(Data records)

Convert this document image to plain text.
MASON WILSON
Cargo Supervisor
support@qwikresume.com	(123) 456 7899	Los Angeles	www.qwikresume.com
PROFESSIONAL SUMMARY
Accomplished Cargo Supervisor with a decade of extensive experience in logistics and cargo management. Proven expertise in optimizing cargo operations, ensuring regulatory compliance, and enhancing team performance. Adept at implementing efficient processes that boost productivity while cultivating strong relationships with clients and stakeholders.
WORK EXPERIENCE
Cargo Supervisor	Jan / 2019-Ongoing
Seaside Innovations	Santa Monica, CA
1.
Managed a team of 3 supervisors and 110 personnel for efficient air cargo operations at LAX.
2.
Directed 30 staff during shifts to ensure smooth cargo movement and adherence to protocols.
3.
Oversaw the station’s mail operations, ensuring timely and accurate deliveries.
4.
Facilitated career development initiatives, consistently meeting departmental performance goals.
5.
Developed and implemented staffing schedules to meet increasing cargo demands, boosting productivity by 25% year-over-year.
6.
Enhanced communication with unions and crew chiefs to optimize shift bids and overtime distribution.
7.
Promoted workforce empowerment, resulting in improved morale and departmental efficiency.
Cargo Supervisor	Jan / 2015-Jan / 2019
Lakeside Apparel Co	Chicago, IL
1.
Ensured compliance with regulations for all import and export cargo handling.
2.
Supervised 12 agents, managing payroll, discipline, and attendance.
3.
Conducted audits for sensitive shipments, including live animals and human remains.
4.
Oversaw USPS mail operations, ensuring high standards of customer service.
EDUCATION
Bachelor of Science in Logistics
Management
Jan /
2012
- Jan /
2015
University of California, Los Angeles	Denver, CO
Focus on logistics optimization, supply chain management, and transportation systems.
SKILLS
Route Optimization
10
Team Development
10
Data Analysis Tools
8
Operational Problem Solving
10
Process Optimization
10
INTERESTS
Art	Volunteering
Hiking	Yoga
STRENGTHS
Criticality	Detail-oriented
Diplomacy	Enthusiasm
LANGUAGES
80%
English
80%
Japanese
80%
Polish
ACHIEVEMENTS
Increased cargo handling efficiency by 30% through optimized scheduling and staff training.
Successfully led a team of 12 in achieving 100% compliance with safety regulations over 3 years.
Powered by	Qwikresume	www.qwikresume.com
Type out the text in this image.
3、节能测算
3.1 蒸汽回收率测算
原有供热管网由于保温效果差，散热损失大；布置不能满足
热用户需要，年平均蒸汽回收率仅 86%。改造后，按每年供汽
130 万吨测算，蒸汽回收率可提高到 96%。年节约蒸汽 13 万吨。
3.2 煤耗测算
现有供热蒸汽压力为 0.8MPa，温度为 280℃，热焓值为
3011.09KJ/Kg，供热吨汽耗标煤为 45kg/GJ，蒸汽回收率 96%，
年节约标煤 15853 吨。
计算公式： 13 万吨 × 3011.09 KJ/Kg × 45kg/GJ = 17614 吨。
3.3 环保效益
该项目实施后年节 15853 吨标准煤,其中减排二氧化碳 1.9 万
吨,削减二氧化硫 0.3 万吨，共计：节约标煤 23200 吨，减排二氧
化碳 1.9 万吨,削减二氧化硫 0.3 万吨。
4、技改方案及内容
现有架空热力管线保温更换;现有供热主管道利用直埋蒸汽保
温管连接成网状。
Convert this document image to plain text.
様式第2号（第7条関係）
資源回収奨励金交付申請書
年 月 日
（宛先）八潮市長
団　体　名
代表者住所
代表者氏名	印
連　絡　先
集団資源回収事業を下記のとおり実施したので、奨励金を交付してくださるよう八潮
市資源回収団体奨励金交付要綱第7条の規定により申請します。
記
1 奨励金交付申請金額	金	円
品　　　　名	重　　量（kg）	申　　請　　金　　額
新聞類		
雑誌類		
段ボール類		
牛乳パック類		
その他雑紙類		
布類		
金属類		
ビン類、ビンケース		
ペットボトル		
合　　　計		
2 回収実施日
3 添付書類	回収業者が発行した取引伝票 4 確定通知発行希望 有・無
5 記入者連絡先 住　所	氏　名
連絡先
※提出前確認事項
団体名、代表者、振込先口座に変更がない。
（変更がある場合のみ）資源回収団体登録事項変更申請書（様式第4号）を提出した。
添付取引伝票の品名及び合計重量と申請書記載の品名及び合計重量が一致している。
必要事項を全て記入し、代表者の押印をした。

## Short task
Repeat, word for word, every line from the line that contains "Type out the text in this image." to the end of the entries; include both of those lines and no others.

## Result
Type out the text in this image.
3、节能测算
3.1 蒸汽回收率测算
原有供热管网由于保温效果差，散热损失大；布置不能满足
热用户需要，年平均蒸汽回收率仅 86%。改造后，按每年供汽
130 万吨测算，蒸汽回收率可提高到 96%。年节约蒸汽 13 万吨。
3.2 煤耗测算
现有供热蒸汽压力为 0.8MPa，温度为 280℃，热焓值为
3011.09KJ/Kg，供热吨汽耗标煤为 45kg/GJ，蒸汽回收率 96%，
年节约标煤 15853 吨。
计算公式： 13 万吨 × 3011.09 KJ/Kg × 45kg/GJ = 17614 吨。
3.3 环保效益
该项目实施后年节 15853 吨标准煤,其中减排二氧化碳 1.9 万
吨,削减二氧化硫 0.3 万吨，共计：节约标煤 23200 吨，减排二氧
化碳 1.9 万吨,削减二氧化硫 0.3 万吨。
4、技改方案及内容
现有架空热力管线保温更换;现有供热主管道利用直埋蒸汽保
温管连接成网状。
Convert this document image to plain text.
様式第2号（第7条関係）
資源回収奨励金交付申請書
年 月 日
（宛先）八潮市長
団　体　名
代表者住所
代表者氏名	印
連　絡　先
集団資源回収事業を下記のとおり実施したので、奨励金を交付してくださるよう八潮
市資源回収団体奨励金交付要綱第7条の規定により申請します。
記
1 奨励金交付申請金額	金	円
品　　　　名	重　　量（kg）	申　　請　　金　　額
新聞類		
雑誌類		
段ボール類		
牛乳パック類		
その他雑紙類		
布類		
金属類		
ビン類、ビンケース		
ペットボトル		
合　　　計		
2 回収実施日
3 添付書類	回収業者が発行した取引伝票 4 確定通知発行希望 有・無
5 記入者連絡先 住　所	氏　名
連絡先
※提出前確認事項
団体名、代表者、振込先口座に変更がない。
（変更がある場合のみ）資源回収団体登録事項変更申請書（様式第4号）を提出した。
添付取引伝票の品名及び合計重量と申請書記載の品名及び合計重量が一致している。
必要事項を全て記入し、代表者の押印をした。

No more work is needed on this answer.